**Показанный текст**
Говоря о метаструктурном пространстве семиосферы, Лотман допускает перенос концепции афазии на изучение культуры. С. Ушакин применил это понятие к описанию постсоветской культуры 1990-x, оказавшейся, по его мнению, лишенной метаязыка [Oushakine 2000]. Однако есть серьезные основания для того, чтобы усмотреть истоки этого семиотического кризиса в позднесоветской ситуации. Именно тогда метаязык, предлагаемый советской идеологией, превратился в формальный набор мертвых знаков, а «идеолекты» замкнутых субкультур оказались полностью непереводимыми друг для друга [см: Юрчак 2014].
С этой точки зрения и московско-тартуская семиотика, и московский концептуализм, каждое из этих направлений по-своему и в своей системе координат восполняло именно дефицит метаязыковых описаний культуры. Причем Лотман и его коллеги практически никогда не обращались к современной культуре, разрабатывая инструменты, которые их читатели могли бы использовать для анализа современного состояния[37]. Концептуалисты и Пригов, наоборот, почти всегда работали с современной культурой, разрабатывая инструментарий метаописания в процессе самого метаописания. Кроме того, важным аспектом деятельности концептуалистов, и особенно Пригова, была демонстрация провалов и руин на месте предполагаемого метаязыка («Исторические и героические песни», «Культурные песни», «Образ Рейгана в советской литературе» и т. п.).
В то же время структуралистский подход облегчал движение Пригова и других концептуалистов от деконструкции советского языка – к деконструкции других авторитетных языков культуры: «…поскольку под тоталитарным понимался не только язык советский, советского мифа, но и любой большой дискурс, поддержанный какими-то сложными институциями (дискурс большой культуры, националистические дискурсы и прочее), то работа с ними и внутренняя их критика, изнутри используемого дискурса, – наиболее общее, что могло всех объединить» [Балабанова 2001: 47].

**Материал набора данных**
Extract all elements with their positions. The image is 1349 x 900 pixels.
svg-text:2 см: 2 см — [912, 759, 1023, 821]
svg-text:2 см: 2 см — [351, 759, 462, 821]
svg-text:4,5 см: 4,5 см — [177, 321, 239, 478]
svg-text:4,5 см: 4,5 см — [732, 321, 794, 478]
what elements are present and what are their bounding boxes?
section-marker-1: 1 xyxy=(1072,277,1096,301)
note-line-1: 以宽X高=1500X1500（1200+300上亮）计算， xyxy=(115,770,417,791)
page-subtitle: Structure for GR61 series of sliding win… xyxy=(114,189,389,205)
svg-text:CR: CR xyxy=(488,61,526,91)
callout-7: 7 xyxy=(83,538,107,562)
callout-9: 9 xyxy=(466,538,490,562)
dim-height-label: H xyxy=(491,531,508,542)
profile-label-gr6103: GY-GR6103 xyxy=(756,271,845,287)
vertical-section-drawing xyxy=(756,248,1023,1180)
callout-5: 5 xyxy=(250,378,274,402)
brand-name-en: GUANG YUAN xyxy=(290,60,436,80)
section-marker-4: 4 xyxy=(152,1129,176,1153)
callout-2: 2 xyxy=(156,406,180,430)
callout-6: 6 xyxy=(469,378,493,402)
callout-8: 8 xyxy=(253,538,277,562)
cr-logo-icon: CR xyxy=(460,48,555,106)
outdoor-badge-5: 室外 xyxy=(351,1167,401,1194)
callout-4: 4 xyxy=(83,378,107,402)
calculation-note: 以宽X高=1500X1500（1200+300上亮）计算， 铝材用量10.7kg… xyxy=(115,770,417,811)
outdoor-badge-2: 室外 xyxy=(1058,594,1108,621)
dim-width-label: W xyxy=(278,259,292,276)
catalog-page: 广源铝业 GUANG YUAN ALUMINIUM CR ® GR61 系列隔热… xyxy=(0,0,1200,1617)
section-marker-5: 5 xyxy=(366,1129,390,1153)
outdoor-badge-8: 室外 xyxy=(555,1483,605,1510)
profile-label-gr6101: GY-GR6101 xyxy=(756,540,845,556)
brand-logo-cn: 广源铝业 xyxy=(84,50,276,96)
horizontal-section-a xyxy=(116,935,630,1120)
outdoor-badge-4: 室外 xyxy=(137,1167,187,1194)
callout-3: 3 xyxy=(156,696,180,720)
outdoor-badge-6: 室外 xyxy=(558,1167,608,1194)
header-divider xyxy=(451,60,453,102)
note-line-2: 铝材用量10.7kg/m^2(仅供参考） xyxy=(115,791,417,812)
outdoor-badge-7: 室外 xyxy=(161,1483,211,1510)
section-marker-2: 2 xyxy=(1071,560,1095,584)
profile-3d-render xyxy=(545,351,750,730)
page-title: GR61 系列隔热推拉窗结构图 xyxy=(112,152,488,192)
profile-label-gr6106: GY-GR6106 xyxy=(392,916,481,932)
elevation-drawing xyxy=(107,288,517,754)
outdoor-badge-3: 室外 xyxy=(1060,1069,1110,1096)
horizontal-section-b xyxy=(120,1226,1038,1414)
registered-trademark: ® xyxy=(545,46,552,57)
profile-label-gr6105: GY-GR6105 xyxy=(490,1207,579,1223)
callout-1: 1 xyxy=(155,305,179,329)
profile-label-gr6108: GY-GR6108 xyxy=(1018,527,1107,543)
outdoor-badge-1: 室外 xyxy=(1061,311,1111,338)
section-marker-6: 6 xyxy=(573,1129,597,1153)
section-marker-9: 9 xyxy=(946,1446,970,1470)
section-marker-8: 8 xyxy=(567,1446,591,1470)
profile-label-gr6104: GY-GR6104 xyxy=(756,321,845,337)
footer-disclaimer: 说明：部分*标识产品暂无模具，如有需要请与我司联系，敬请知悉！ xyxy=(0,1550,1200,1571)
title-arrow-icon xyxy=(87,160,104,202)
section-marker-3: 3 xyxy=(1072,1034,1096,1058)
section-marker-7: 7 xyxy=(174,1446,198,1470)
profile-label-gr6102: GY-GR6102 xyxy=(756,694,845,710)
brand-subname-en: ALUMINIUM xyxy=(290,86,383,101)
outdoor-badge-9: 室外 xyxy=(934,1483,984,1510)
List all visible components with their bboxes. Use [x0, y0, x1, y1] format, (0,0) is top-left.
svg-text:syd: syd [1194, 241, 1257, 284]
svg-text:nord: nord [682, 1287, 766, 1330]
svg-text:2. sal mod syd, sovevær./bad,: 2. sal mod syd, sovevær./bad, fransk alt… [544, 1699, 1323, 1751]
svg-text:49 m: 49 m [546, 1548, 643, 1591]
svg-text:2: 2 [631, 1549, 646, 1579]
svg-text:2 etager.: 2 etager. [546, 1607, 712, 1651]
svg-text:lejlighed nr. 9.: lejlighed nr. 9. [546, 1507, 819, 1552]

**Задание A**
Соответствуют ли тексту о Лотмане и концептуализме эти утверждения: (i) Ушакин применил понятие афазии к постсоветской культуре; (ii) Лотман и его коллеги часто обращались к современной культуре; (iii) концептуалисты создавали инструментарий метаописания заранее, до самого метаописания? На каждое ответьте «да» или «нет» и приведите точную цитату, на которой основан ответ.
**Задание B**
Подхватите текст о Лотмане и московском концептуализме и продолжите его с последнего показанного предложения.
Материал здесь никак не используется.

**Ожидаемый ответ A**
(i) Да: «С. Ушакин применил это понятие к описанию постсоветской культуры».
(ii) Нет: «Лотман и его коллеги практически никогда не обращались к современной культуре».
(iii) Нет: «разрабатывая инструментарий метаописания в процессе самого метаописания».

**Ожидаемый ответ B**
Описывая современную культурную ситуацию (и подразумевая собственный метапроект как ее часть), Пригов не раз вспоминал утопическую музыкально-философскую концепцию тотального произведения искусства – Gesamtkunstwerk, изложенную в трактатах и статьях Рихарда Вагнера «Искусство и революция», «Произведение искусства будущего», «Опера и драма», «Музыка будущего» и др. Так, например, в статье «Третье переписывание мира» (2003) Пригов описывает «конец текстоцентризма», говоря о сохранении литературы в качестве «ресурса персонажного и цитирования», о рождении «жанров чисто жестовых и поведенческих проектов» и «мобильности авторского культурно-эстетического поведения между различными пластами вербального, визуального, а также иных культурных ресурсов». Обобщая, он утверждает: «Посему, как представляется, актуальные художественные стратегии не могут быть положены в области просто вербального высказывания, а иметь своей перспективой указанный операционный уровень, что в пределах нынешней культурной оптики и разрешающих способностей зачастую считывается просто как существование на границах различных жанров и видов искусства – как бы эдакий современный гезамткунстверк» [5: 216].